Exercise directions | Report how many lines in the entries below hold the word "image". Your answer is that number alone.
──────
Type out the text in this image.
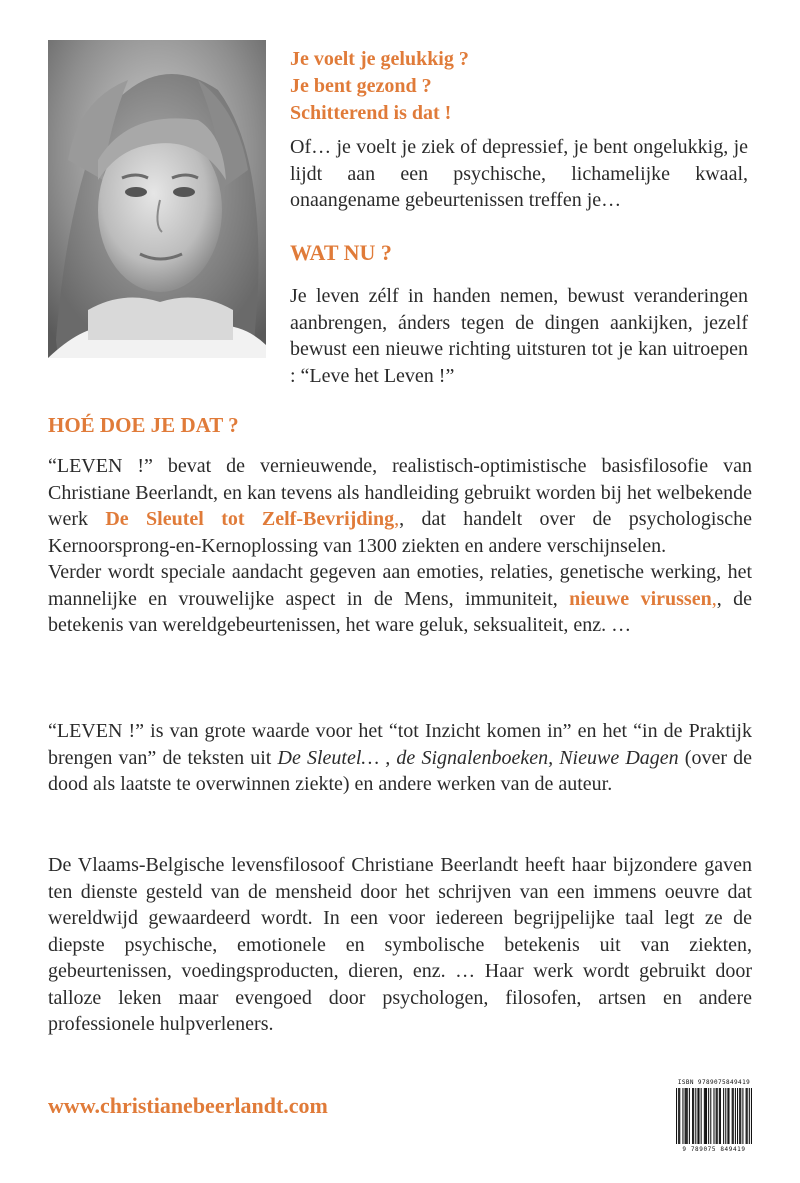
Je voelt je gelukkig ?
Je bent gezond ?
Schitterend is dat !

Of… je voelt je ziek of depressief, je bent ongelukkig, je lijdt aan een psychische, lichamelijke kwaal, onaangename gebeurtenissen treffen je…

WAT NU ?

Je leven zélf in handen nemen, bewust veranderingen aanbrengen, ánders tegen de dingen aankijken, jezelf bewust een nieuwe richting uitsturen tot je kan uitroepen : “Leve het Leven !”

HOÉ DOE JE DAT ?

“LEVEN !” bevat de vernieuwende, realistisch-optimistische basisfilosofie van Christiane Beerlandt, en kan tevens als handleiding gebruikt worden bij het welbekende werk De Sleutel tot Zelf-Bevrijding,, dat handelt over de psychologische Kernoorsprong-en-Kernoplossing van 1300 ziekten en andere verschijnselen.
Verder wordt speciale aandacht gegeven aan emoties, relaties, genetische werking, het mannelijke en vrouwelijke aspect in de Mens, immuniteit, nieuwe virussen,, de betekenis van wereldgebeurtenissen, het ware geluk, seksualiteit, enz. …

“LEVEN !” is van grote waarde voor het “tot Inzicht komen in” en het “in de Praktijk brengen van” de teksten uit De Sleutel… , de Signalenboeken, Nieuwe Dagen (over de dood als laatste te overwinnen ziekte) en andere werken van de auteur.

De Vlaams-Belgische levensfilosoof Christiane Beerlandt heeft haar bijzondere gaven ten dienste gesteld van de mensheid door het schrijven van een immens oeuvre dat wereldwijd gewaardeerd wordt. In een voor iedereen begrijpelijke taal legt ze de diepste psychische, emotionele en symbolische betekenis uit van ziekten, gebeurtenissen, voedingsproducten, dieren, enz. … Haar werk wordt gebruikt door talloze leken maar evengoed door psychologen, filosofen, artsen en andere professionele hulpverleners.

www.christianebeerlandt.com

ISBN 9789075849419
9 789075 849419
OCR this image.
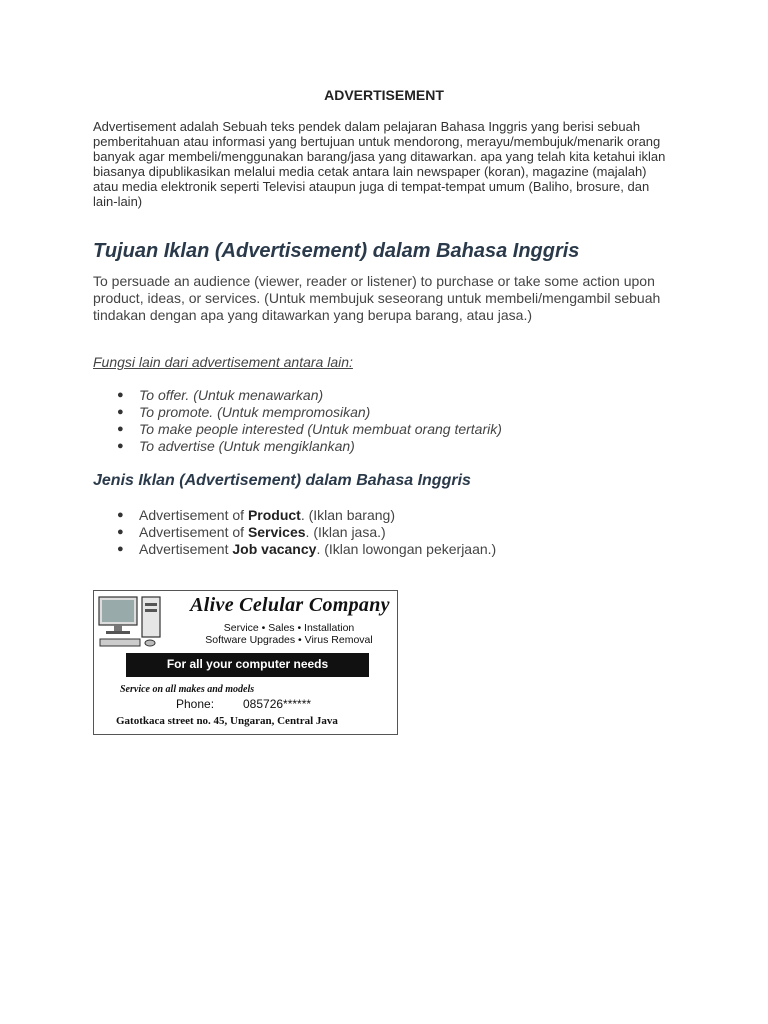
ADVERTISEMENT

Advertisement adalah Sebuah teks pendek dalam pelajaran Bahasa Inggris yang berisi sebuah pemberitahuan atau informasi yang bertujuan untuk mendorong, merayu/membujuk/menarik orang banyak agar membeli/menggunakan barang/jasa yang ditawarkan. apa yang telah kita ketahui iklan biasanya dipublikasikan melalui media cetak antara lain newspaper (koran), magazine (majalah) atau media elektronik seperti Televisi ataupun juga di tempat-tempat umum (Baliho, brosure, dan lain-lain)

Tujuan Iklan (Advertisement) dalam Bahasa Inggris

To persuade an audience (viewer, reader or listener) to purchase or take some action upon product, ideas, or services. (Untuk membujuk seseorang untuk membeli/mengambil sebuah tindakan dengan apa yang ditawarkan yang berupa barang, atau jasa.)

Fungsi lain dari advertisement antara lain:

● To offer. (Untuk menawarkan)
● To promote. (Untuk mempromosikan)
● To make people interested (Untuk membuat orang tertarik)
● To advertise (Untuk mengiklankan)
Jenis Iklan (Advertisement) dalam Bahasa Inggris
● Advertisement of Product. (Iklan barang)
● Advertisement of Services. (Iklan jasa.)
● Advertisement Job vacancy. (Iklan lowongan pekerjaan.)
Alive Celular Company
Service • Sales • Installation
Software Upgrades • Virus Removal
For all your computer needs
Service on all makes and models
Phone: 085726******
Gatotkaca street no. 45, Ungaran, Central Java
──────
Solution | 2